Exercise directions: Rewrite the Whitehorse passage from "Whitehorse is the capital of" to "southwest of Whitehorse.", changing "Yukon River" to "Lewes River".

Supplied passage:
○ ○ ○ ○
Whitehorse is the capital of Yukon in northern Canada and is the largest city in the three northern territories. The city covers both banks of the Yukon River and has a population of about 30,000. The city is framed by four peaks, of which Golden Horn Mountain (1,688 m/4,902 ft) is the tallest and most prominent.
Located in southern Yukon, Canada, Whitehorse is the capital city of the territory and the largest city of the three northern territories which also include Northwest Territories and Nunavut. The city spreads out from the banks of the Yukon River and is watched over by four nearby peaks.
Grey Mountain (1,494 m/4,902 ft) rises about 2 km (1.2 mi) southwest of the city while Mount Sumanik rises 1,594 m (5,230 ft) northwest of the city. Mount McIntyre (1,567 m/5,141 ft) and Golden Horn Mountain (1,688 m/4,902 ft) grace the skyline southwest of Whitehorse.
Golden Horn Mountain is the tallest and most prominent of the nearby peaks, which are part of the Yukon Intermountain Ranges.
Whitehorse was named for a series of whitewater rapids along the Yukon River. However, when a hydroelectric dam was constructed in 1958 the rapids disappeared beneath Schwatka Lake and Miles Canyon. The city is situated at Mile 918 (kilometer 1,425) of the Alaska Highway and is also at the junction with the Klondike Highway.
The geology of western Yukon, Alaska, and British Columbia has a complex history as these areas are formed from the amalgamation of many terranes. Terranes are described as a fault-bounded region with a distinctive stratigraphy, structure, and geological history compared to adjacent areas.
Whitehorse was built upon the Stikine terrane, which is part of the Intermontane terranes which also include the Cache Creek, Quesnellia, Yukon-Tanana, and the Slide Mountain Terranes. The Intermontane terranes accreted to the edge of ancient North America and were closed in by the Insular terranes such as the Alexander terrane and Wrangellia.
The Stikine terrane formed as an independent, oceanic volcanic arc during the Paleozoic and Mesozoic. Upon the volcanic arc is a Stikinia are layers of shales, sandstones, and conglomerates. Known as a molasse, this layer is usually formed in front of rising mountain chains.
During the late Cretaceous and until the Eocene the terrane was accreting to the continent which created a transitional volcanic arc assemblage. Following the orogeny of the tectonic collision there was a period of uplift, erosion, and plateau basalt volcanism that define the present geomorphology of the region around Whitehorse.
Whitehorse is underlain by sedimentary and volcanic rocks. West of Whitehorse are typically augite basalt flows and tuffs while Triassic and Jurassic aged limestone, argillite, tuffaceous sandstone and conglomerate comprise the Whitehorse Trough which is centered along the Yukon River.
○ ○ ○ ○
Dataset rows:

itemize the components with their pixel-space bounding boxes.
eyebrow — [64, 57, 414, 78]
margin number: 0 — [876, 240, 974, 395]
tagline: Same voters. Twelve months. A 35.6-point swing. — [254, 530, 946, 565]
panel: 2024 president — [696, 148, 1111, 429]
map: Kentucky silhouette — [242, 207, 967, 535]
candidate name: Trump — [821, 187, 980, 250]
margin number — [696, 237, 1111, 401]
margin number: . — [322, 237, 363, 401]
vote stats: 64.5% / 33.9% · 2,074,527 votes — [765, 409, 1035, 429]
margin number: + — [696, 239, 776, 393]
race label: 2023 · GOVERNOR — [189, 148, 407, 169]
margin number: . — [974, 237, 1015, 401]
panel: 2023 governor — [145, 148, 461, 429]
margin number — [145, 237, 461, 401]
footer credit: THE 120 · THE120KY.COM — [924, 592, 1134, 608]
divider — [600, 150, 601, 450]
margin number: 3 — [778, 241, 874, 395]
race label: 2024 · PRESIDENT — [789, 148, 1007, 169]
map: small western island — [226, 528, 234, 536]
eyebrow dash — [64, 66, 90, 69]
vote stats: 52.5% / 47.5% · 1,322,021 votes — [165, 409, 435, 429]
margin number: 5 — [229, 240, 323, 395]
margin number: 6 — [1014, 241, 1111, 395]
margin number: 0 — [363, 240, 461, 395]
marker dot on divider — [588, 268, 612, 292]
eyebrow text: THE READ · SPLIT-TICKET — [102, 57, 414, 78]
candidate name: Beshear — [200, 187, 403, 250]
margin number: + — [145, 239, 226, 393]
○ ○ ○ ○
Final result:
Whitehorse is the capital of Yukon in northern Canada and is the largest city in the three northern territories. The city covers both banks of the Lewes River and has a population of about 30,000. The city is framed by four peaks, of which Golden Horn Mountain (1,688 m/4,902 ft) is the tallest and most prominent.
Located in southern Yukon, Canada, Whitehorse is the capital city of the territory and the largest city of the three northern territories which also include Northwest Territories and Nunavut. The city spreads out from the banks of the Lewes River and is watched over by four nearby peaks.
Grey Mountain (1,494 m/4,902 ft) rises about 2 km (1.2 mi) southwest of the city while Mount Sumanik rises 1,594 m (5,230 ft) northwest of the city. Mount McIntyre (1,567 m/5,141 ft) and Golden Horn Mountain (1,688 m/4,902 ft) grace the skyline southwest of Whitehorse.